● Task goal:
Extract the complete data exactly as given.

(Collected data)
-- begin --
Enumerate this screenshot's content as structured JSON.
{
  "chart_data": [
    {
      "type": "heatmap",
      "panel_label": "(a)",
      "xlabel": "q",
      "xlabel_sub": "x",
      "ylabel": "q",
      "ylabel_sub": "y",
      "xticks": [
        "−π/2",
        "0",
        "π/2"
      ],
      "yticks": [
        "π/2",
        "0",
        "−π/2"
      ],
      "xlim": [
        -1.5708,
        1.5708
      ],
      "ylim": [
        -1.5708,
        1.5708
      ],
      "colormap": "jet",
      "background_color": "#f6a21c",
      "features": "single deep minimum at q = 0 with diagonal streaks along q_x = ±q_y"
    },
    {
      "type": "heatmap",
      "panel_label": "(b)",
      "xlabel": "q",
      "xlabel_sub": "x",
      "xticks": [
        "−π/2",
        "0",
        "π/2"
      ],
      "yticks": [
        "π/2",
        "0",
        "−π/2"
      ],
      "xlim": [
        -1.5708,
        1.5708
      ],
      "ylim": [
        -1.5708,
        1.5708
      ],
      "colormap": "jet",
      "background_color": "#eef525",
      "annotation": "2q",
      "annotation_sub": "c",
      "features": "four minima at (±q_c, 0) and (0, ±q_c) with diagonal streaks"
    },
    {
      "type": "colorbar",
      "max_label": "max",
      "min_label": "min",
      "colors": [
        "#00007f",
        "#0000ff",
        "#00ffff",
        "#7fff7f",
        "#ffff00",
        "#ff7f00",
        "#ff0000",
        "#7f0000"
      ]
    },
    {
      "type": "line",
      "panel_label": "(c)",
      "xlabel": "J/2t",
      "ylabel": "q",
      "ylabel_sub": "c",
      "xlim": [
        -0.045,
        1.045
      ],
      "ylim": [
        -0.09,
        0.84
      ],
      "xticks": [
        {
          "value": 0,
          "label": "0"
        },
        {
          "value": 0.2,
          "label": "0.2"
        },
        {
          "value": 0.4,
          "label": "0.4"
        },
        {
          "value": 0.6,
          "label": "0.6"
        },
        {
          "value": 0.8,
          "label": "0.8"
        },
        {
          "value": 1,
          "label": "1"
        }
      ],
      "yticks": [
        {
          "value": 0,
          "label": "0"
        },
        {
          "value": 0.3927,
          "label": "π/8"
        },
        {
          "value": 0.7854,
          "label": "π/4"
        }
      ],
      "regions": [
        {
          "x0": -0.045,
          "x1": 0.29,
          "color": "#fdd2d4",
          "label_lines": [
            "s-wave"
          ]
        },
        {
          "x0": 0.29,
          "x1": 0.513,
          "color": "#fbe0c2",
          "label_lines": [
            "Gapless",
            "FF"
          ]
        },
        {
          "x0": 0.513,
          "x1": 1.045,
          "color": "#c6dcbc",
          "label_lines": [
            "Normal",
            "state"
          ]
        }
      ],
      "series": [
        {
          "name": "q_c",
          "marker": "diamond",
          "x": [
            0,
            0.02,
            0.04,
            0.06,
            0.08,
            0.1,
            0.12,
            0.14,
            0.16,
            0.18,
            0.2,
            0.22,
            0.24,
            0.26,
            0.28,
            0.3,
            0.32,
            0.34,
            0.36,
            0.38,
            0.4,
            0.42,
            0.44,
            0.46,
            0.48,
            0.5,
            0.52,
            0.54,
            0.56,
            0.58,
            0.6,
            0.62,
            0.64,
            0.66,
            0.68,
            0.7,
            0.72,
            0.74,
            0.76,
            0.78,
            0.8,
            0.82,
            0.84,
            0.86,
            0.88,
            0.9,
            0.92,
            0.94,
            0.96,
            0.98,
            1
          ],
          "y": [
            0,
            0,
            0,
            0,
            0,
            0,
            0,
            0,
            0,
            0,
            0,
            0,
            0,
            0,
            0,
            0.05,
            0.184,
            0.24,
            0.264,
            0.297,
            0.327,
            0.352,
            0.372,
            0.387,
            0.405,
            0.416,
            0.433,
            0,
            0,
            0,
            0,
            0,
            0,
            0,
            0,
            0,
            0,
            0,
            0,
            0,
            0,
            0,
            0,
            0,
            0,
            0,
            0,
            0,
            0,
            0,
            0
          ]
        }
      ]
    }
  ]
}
-- end --
● Solution to this problem:
Enumerate this screenshot's content as structured JSON.
{
  "chart_data": [
    {
      "type": "heatmap",
      "panel_label": "(a)",
      "xlabel": "q",
      "xlabel_sub": "x",
      "ylabel": "q",
      "ylabel_sub": "y",
      "xticks": [
        "−π/2",
        "0",
        "π/2"
      ],
      "yticks": [
        "π/2",
        "0",
        "−π/2"
      ],
      "xlim": [
        -1.5708,
        1.5708
      ],
      "ylim": [
        -1.5708,
        1.5708
      ],
      "colormap": "jet",
      "background_color": "#f6a21c",
      "features": "single deep minimum at q = 0 with diagonal streaks along q_x = ±q_y"
    },
    {
      "type": "heatmap",
      "panel_label": "(b)",
      "xlabel": "q",
      "xlabel_sub": "x",
      "xticks": [
        "−π/2",
        "0",
        "π/2"
      ],
      "yticks": [
        "π/2",
        "0",
        "−π/2"
      ],
      "xlim": [
        -1.5708,
        1.5708
      ],
      "ylim": [
        -1.5708,
        1.5708
      ],
      "colormap": "jet",
      "background_color": "#eef525",
      "annotation": "2q",
      "annotation_sub": "c",
      "features": "four minima at (±q_c, 0) and (0, ±q_c) with diagonal streaks"
    },
    {
      "type": "colorbar",
      "max_label": "max",
      "min_label": "min",
      "colors": [
        "#00007f",
        "#0000ff",
        "#00ffff",
        "#7fff7f",
        "#ffff00",
        "#ff7f00",
        "#ff0000",
        "#7f0000"
      ]
    },
    {
      "type": "line",
      "panel_label": "(c)",
      "xlabel": "J/2t",
      "ylabel": "q",
      "ylabel_sub": "c",
      "xlim": [
        -0.045,
        1.045
      ],
      "ylim": [
        -0.09,
        0.84
      ],
      "xticks": [
        {
          "value": 0,
          "label": "0"
        },
        {
          "value": 0.2,
          "label": "0.2"
        },
        {
          "value": 0.4,
          "label": "0.4"
        },
        {
          "value": 0.6,
          "label": "0.6"
        },
        {
          "value": 0.8,
          "label": "0.8"
        },
        {
          "value": 1,
          "label": "1"
        }
      ],
      "yticks": [
        {
          "value": 0,
          "label": "0"
        },
        {
          "value": 0.3927,
          "label": "π/8"
        },
        {
          "value": 0.7854,
          "label": "π/4"
        }
      ],
      "regions": [
        {
          "x0": -0.045,
          "x1": 0.29,
          "color": "#fdd2d4",
          "label_lines": [
            "s-wave"
          ]
        },
        {
          "x0": 0.29,
          "x1": 0.513,
          "color": "#fbe0c2",
          "label_lines": [
            "Gapless",
            "FF"
          ]
        },
        {
          "x0": 0.513,
          "x1": 1.045,
          "color": "#c6dcbc",
          "label_lines": [
            "Normal",
            "state"
          ]
        }
      ],
      "series": [
        {
          "name": "q_c",
          "marker": "diamond",
          "x": [
            0,
            0.02,
            0.04,
            0.06,
            0.08,
            0.1,
            0.12,
            0.14,
            0.16,
            0.18,
            0.2,
            0.22,
            0.24,
            0.26,
            0.28,
            0.3,
            0.32,
            0.34,
            0.36,
            0.38,
            0.4,
            0.42,
            0.44,
            0.46,
            0.48,
            0.5,
            0.52,
            0.54,
            0.56,
            0.58,
            0.6,
            0.62,
            0.64,
            0.66,
            0.68,
            0.7,
            0.72,
            0.74,
            0.76,
            0.78,
            0.8,
            0.82,
            0.84,
            0.86,
            0.88,
            0.9,
            0.92,
            0.94,
            0.96,
            0.98,
            1
          ],
          "y": [
            0,
            0,
            0,
            0,
            0,
            0,
            0,
            0,
            0,
            0,
            0,
            0,
            0,
            0,
            0,
            0.05,
            0.184,
            0.24,
            0.264,
            0.297,
            0.327,
            0.352,
            0.372,
            0.387,
            0.405,
            0.416,
            0.433,
            0,
            0,
            0,
            0,
            0,
            0,
            0,
            0,
            0,
            0,
            0,
            0,
            0,
            0,
            0,
            0,
            0,
            0,
            0,
            0,
            0,
            0,
            0,
            0
          ]
        }
      ]
    }
  ]
}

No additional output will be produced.